▶ _TASK TO CARRY OUT_
Output all of the data below exactly as given.

[Dataset entries]
----

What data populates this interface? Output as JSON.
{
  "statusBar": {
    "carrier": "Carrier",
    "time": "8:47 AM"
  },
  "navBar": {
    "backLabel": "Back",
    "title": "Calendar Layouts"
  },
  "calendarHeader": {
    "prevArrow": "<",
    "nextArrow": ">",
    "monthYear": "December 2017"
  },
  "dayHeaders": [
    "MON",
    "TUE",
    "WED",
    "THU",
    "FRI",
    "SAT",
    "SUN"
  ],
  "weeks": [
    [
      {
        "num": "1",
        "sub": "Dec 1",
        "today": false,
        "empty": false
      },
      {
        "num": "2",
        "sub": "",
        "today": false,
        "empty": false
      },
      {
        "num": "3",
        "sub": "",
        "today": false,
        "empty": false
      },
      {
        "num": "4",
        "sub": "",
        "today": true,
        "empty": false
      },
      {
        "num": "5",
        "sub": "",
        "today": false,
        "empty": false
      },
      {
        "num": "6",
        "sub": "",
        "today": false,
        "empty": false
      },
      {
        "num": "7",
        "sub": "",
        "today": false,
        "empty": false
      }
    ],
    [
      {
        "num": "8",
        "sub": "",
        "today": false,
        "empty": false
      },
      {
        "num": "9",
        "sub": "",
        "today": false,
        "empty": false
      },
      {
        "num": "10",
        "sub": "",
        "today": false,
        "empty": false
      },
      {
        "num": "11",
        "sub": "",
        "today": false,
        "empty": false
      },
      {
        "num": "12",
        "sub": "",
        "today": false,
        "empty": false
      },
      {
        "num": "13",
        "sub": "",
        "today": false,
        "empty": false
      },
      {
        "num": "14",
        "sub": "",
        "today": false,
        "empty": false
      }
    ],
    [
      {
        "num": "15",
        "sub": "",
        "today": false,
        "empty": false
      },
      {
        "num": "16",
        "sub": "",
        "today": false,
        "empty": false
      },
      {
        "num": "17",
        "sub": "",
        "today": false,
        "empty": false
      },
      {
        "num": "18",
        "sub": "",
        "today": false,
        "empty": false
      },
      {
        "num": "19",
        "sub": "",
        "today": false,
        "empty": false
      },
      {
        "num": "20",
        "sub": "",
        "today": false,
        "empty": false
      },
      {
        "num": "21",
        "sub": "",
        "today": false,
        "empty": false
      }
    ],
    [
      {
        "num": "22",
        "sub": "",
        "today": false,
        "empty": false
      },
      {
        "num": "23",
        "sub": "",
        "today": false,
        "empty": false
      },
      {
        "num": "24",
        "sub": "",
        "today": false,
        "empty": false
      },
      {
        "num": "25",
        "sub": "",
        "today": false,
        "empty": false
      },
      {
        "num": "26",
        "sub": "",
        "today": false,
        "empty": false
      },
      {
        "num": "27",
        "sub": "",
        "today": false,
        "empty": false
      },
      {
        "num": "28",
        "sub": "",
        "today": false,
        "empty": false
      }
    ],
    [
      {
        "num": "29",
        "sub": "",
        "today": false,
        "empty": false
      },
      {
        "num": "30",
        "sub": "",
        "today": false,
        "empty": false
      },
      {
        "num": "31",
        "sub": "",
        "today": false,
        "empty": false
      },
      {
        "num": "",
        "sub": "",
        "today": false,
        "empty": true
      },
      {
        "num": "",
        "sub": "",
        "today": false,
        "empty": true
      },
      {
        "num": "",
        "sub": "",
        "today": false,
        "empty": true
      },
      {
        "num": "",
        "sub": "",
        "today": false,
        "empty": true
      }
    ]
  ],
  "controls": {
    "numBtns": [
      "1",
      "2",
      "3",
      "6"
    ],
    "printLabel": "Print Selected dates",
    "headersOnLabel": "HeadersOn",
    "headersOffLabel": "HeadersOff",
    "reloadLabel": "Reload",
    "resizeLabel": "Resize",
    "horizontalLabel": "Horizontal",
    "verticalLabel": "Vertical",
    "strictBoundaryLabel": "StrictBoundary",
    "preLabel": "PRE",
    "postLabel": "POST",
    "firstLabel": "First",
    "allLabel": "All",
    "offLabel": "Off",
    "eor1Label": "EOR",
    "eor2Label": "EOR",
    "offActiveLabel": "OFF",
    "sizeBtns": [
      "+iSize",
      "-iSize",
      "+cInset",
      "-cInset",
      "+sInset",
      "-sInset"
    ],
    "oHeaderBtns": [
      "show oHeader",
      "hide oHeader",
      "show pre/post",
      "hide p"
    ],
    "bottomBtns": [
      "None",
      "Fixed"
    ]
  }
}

----

▶ _TASK SOLUTION_
What data populates this interface? Output as JSON.
{
  "statusBar": {
    "carrier": "Carrier",
    "time": "8:47 AM"
  },
  "navBar": {
    "backLabel": "Back",
    "title": "Calendar Layouts"
  },
  "calendarHeader": {
    "prevArrow": "<",
    "nextArrow": ">",
    "monthYear": "December 2017"
  },
  "dayHeaders": [
    "MON",
    "TUE",
    "WED",
    "THU",
    "FRI",
    "SAT",
    "SUN"
  ],
  "weeks": [
    [
      {
        "num": "1",
        "sub": "Dec 1",
        "today": false,
        "empty": false
      },
      {
        "num": "2",
        "sub": "",
        "today": false,
        "empty": false
      },
      {
        "num": "3",
        "sub": "",
        "today": false,
        "empty": false
      },
      {
        "num": "4",
        "sub": "",
        "today": true,
        "empty": false
      },
      {
        "num": "5",
        "sub": "",
        "today": false,
        "empty": false
      },
      {
        "num": "6",
        "sub": "",
        "today": false,
        "empty": false
      },
      {
        "num": "7",
        "sub": "",
        "today": false,
        "empty": false
      }
    ],
    [
      {
        "num": "8",
        "sub": "",
        "today": false,
        "empty": false
      },
      {
        "num": "9",
        "sub": "",
        "today": false,
        "empty": false
      },
      {
        "num": "10",
        "sub": "",
        "today": false,
        "empty": false
      },
      {
        "num": "11",
        "sub": "",
        "today": false,
        "empty": false
      },
      {
        "num": "12",
        "sub": "",
        "today": false,
        "empty": false
      },
      {
        "num": "13",
        "sub": "",
        "today": false,
        "empty": false
      },
      {
        "num": "14",
        "sub": "",
        "today": false,
        "empty": false
      }
    ],
    [
      {
        "num": "15",
        "sub": "",
        "today": false,
        "empty": false
      },
      {
        "num": "16",
        "sub": "",
        "today": false,
        "empty": false
      },
      {
        "num": "17",
        "sub": "",
        "today": false,
        "empty": false
      },
      {
        "num": "18",
        "sub": "",
        "today": false,
        "empty": false
      },
      {
        "num": "19",
        "sub": "",
        "today": false,
        "empty": false
      },
      {
        "num": "20",
        "sub": "",
        "today": false,
        "empty": false
      },
      {
        "num": "21",
        "sub": "",
        "today": false,
        "empty": false
      }
    ],
    [
      {
        "num": "22",
        "sub": "",
        "today": false,
        "empty": false
      },
      {
        "num": "23",
        "sub": "",
        "today": false,
        "empty": false
      },
      {
        "num": "24",
        "sub": "",
        "today": false,
        "empty": false
      },
      {
        "num": "25",
        "sub": "",
        "today": false,
        "empty": false
      },
      {
        "num": "26",
        "sub": "",
        "today": false,
        "empty": false
      },
      {
        "num": "27",
        "sub": "",
        "today": false,
        "empty": false
      },
      {
        "num": "28",
        "sub": "",
        "today": false,
        "empty": false
      }
    ],
    [
      {
        "num": "29",
        "sub": "",
        "today": false,
        "empty": false
      },
      {
        "num": "30",
        "sub": "",
        "today": false,
        "empty": false
      },
      {
        "num": "31",
        "sub": "",
        "today": false,
        "empty": false
      },
      {
        "num": "",
        "sub": "",
        "today": false,
        "empty": true
      },
      {
        "num": "",
        "sub": "",
        "today": false,
        "empty": true
      },
      {
        "num": "",
        "sub": "",
        "today": false,
        "empty": true
      },
      {
        "num": "",
        "sub": "",
        "today": false,
        "empty": true
      }
    ]
  ],
  "controls": {
    "numBtns": [
      "1",
      "2",
      "3",
      "6"
    ],
    "printLabel": "Print Selected dates",
    "headersOnLabel": "HeadersOn",
    "headersOffLabel": "HeadersOff",
    "reloadLabel": "Reload",
    "resizeLabel": "Resize",
    "horizontalLabel": "Horizontal",
    "verticalLabel": "Vertical",
    "strictBoundaryLabel": "StrictBoundary",
    "preLabel": "PRE",
    "postLabel": "POST",
    "firstLabel": "First",
    "allLabel": "All",
    "offLabel": "Off",
    "eor1Label": "EOR",
    "eor2Label": "EOR",
    "offActiveLabel": "OFF",
    "sizeBtns": [
      "+iSize",
      "-iSize",
      "+cInset",
      "-cInset",
      "+sInset",
      "-sInset"
    ],
    "oHeaderBtns": [
      "show oHeader",
      "hide oHeader",
      "show pre/post",
      "hide p"
    ],
    "bottomBtns": [
      "None",
      "Fixed"
    ]
  }
}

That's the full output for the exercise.